(Saved entries)
[BEGIN]

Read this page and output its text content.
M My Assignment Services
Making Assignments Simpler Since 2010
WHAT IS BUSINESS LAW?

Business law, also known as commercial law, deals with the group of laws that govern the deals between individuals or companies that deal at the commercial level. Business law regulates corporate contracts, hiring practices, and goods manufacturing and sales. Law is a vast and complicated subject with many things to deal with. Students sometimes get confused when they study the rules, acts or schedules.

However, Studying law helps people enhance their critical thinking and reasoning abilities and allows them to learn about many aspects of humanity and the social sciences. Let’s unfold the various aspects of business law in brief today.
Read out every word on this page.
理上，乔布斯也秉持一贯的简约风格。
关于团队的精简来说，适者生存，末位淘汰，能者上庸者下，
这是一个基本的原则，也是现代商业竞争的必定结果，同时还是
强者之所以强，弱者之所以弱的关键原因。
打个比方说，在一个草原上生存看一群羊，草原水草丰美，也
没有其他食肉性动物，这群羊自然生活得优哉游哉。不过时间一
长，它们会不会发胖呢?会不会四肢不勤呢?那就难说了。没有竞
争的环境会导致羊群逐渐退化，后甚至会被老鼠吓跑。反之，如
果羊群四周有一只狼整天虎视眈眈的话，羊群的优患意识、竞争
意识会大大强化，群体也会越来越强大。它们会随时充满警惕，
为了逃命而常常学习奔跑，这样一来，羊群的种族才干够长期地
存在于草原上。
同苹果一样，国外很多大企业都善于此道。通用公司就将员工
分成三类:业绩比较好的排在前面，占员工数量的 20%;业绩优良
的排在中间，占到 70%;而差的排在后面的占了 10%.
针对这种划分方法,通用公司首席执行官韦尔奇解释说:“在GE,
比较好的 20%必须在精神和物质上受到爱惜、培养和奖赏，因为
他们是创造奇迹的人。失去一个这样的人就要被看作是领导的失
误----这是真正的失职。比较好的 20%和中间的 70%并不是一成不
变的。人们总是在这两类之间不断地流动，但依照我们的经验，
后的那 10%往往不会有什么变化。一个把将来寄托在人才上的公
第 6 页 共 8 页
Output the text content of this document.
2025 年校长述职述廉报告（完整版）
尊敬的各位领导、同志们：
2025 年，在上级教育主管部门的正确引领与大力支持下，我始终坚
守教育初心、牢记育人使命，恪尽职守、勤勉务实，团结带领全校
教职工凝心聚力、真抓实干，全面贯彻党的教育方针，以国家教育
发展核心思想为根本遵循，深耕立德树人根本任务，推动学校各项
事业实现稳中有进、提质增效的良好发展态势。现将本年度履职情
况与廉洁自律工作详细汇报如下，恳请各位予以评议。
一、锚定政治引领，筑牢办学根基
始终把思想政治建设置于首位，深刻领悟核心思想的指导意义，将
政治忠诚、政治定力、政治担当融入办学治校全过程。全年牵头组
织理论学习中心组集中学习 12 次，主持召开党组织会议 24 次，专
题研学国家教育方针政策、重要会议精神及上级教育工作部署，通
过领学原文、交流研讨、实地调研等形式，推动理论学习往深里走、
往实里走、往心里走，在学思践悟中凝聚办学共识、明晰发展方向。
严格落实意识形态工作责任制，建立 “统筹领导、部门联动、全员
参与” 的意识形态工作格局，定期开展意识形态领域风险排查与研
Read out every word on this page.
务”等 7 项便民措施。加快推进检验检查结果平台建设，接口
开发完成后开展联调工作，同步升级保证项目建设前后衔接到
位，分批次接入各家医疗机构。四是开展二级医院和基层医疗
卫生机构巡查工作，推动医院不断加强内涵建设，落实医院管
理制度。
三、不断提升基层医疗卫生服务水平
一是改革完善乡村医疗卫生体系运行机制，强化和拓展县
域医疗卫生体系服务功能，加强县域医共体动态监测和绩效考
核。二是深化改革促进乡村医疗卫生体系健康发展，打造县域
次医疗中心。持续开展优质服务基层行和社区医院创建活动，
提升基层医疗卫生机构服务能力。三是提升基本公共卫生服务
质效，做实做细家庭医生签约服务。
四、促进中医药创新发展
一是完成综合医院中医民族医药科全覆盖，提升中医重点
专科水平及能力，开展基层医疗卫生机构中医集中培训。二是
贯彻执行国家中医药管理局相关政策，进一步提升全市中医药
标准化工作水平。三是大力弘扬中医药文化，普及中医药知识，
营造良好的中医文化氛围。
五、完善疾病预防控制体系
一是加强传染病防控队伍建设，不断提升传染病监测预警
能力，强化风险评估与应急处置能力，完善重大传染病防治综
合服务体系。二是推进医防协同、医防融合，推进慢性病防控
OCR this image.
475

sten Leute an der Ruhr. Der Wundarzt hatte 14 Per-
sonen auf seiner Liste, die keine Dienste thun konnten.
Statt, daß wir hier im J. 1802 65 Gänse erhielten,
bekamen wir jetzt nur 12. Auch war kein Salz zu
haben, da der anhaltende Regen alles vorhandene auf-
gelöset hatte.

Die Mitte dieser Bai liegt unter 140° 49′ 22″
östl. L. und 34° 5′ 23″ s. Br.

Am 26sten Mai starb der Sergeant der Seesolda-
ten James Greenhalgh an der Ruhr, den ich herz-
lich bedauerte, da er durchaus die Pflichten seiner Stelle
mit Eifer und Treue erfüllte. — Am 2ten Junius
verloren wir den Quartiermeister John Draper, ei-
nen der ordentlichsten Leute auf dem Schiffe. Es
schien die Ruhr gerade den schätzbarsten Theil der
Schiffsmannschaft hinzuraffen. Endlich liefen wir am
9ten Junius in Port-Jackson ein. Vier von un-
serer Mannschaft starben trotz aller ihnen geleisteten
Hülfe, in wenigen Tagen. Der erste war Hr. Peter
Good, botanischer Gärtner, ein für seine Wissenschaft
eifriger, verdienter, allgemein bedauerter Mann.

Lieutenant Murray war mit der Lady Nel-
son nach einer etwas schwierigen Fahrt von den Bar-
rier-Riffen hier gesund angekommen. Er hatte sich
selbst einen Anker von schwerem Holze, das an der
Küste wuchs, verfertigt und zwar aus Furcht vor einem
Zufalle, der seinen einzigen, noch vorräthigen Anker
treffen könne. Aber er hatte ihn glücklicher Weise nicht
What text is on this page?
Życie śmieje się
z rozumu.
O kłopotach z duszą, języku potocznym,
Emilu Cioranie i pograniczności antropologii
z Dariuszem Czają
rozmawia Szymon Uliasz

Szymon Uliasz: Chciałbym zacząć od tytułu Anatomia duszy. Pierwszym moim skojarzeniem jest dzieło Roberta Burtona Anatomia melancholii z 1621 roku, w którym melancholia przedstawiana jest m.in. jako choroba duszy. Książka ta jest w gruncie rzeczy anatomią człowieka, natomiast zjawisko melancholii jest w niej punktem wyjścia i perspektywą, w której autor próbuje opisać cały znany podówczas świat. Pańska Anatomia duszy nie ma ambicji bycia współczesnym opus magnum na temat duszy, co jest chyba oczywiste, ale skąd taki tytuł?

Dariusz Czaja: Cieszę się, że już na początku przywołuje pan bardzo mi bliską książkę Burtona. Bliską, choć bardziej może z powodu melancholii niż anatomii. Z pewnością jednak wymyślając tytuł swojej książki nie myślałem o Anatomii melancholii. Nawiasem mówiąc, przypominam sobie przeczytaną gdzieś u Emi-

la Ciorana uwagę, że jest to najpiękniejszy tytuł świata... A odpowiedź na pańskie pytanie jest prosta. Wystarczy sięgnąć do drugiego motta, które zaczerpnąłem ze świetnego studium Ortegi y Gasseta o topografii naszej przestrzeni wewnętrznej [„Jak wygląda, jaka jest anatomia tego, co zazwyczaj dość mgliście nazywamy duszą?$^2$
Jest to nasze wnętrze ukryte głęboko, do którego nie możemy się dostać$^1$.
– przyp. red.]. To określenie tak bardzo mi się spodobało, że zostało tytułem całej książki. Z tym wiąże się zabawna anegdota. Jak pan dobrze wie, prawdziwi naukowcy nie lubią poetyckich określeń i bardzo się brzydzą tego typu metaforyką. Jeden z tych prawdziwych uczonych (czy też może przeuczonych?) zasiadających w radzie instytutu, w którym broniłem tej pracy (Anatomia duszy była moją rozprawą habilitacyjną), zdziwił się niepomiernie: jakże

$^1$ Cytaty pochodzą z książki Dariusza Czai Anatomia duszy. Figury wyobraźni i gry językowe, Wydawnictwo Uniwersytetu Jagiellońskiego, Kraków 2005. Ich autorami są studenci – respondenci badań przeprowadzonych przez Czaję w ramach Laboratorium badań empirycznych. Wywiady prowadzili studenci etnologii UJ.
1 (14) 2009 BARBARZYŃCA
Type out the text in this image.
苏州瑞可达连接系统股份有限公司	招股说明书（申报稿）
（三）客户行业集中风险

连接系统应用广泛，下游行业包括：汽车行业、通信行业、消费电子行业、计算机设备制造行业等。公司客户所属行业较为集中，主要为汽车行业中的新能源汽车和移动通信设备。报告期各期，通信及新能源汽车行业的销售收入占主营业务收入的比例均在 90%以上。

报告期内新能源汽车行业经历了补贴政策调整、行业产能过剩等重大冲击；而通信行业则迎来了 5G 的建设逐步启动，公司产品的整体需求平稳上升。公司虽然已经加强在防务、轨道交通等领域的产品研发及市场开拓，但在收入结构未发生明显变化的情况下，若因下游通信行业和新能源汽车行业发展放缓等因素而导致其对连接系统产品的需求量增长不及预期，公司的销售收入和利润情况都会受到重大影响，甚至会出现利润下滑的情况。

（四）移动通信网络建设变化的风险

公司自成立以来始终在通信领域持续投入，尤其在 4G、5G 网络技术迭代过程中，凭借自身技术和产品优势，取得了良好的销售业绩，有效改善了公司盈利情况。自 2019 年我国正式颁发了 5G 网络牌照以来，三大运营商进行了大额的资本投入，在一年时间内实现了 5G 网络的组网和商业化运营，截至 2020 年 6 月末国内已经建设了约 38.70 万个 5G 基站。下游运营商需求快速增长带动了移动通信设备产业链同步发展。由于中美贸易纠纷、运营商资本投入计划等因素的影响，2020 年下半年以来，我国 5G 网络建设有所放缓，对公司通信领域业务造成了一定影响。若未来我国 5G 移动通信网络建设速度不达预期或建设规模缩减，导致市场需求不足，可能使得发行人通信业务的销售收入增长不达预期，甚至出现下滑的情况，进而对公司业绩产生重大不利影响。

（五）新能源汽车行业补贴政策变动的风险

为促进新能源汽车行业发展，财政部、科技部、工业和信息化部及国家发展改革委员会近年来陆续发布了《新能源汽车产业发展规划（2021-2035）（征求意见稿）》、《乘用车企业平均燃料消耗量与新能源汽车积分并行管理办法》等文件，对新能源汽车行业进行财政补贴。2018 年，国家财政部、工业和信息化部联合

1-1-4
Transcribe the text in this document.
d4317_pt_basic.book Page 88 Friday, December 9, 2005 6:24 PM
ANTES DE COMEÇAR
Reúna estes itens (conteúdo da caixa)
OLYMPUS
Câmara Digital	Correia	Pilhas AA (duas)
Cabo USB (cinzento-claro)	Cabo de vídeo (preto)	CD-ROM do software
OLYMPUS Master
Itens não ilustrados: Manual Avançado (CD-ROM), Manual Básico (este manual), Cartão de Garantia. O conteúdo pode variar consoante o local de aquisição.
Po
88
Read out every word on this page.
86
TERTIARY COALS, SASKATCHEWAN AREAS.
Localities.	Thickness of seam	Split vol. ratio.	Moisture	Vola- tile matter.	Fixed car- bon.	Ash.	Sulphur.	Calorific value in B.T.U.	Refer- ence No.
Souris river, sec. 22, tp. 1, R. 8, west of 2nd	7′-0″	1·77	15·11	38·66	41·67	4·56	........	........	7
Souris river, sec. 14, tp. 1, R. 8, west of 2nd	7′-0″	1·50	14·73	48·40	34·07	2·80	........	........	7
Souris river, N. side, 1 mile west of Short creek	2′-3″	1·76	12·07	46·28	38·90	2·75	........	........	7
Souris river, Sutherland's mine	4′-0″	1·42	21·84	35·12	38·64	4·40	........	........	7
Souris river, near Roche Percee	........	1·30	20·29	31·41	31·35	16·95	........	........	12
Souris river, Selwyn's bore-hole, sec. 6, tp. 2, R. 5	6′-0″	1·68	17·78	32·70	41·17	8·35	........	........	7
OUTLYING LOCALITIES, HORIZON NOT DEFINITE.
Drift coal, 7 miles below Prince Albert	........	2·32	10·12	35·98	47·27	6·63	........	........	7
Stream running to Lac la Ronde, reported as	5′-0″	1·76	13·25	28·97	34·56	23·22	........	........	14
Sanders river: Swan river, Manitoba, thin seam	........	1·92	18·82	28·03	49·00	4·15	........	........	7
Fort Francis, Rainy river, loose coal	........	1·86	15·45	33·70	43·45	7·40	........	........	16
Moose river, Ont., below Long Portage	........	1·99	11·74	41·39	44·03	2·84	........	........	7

[END]

:: Problem to solve ::
For the records above, state how many lines include the string "text", giving the number and nothing else.

:: Final result ::
5